> **GIVEN REQUEST**: Please retype the data in full and exactly; the pictures are not part of the copy.

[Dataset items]

- - - - - - -

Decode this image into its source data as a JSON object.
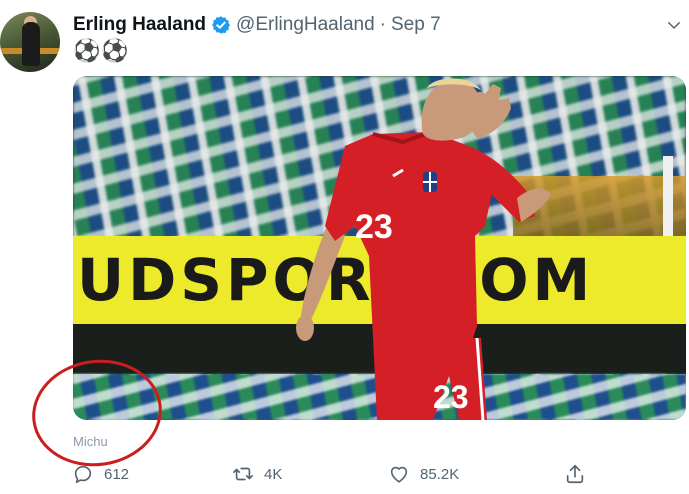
{
  "tweet": {
    "display_name": "Erling Haaland",
    "handle": "@ErlingHaaland",
    "separator": "·",
    "date": "Sep 7",
    "text": "⚽⚽",
    "more_icon": "chevron-down-icon"
  },
  "photo": {
    "banner_text": "UDSPORT.COM",
    "shirt_number": "23",
    "shorts_number": "23",
    "shirt_color": "#d41f26",
    "banner_color": "#ecea2a"
  },
  "annotation": {
    "watermark_text": "Michu",
    "circle_color": "#cc1d1d"
  },
  "actions": {
    "reply_count": "612",
    "retweet_count": "4K",
    "like_count": "85.2K"
  },
  "colors": {
    "verified": "#1d9bf0",
    "secondary_text": "#536471"
  }
}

- - - - - - -

> **TASK RESULT**:
Decode this image into its source data as a JSON object.
{
  "tweet": {
    "display_name": "Erling Haaland",
    "handle": "@ErlingHaaland",
    "separator": "·",
    "date": "Sep 7",
    "text": "⚽⚽",
    "more_icon": "chevron-down-icon"
  },
  "photo": {
    "banner_text": "UDSPORT.COM",
    "shirt_number": "23",
    "shorts_number": "23",
    "shirt_color": "#d41f26",
    "banner_color": "#ecea2a"
  },
  "annotation": {
    "watermark_text": "Michu",
    "circle_color": "#cc1d1d"
  },
  "actions": {
    "reply_count": "612",
    "retweet_count": "4K",
    "like_count": "85.2K"
  },
  "colors": {
    "verified": "#1d9bf0",
    "secondary_text": "#536471"
  }
}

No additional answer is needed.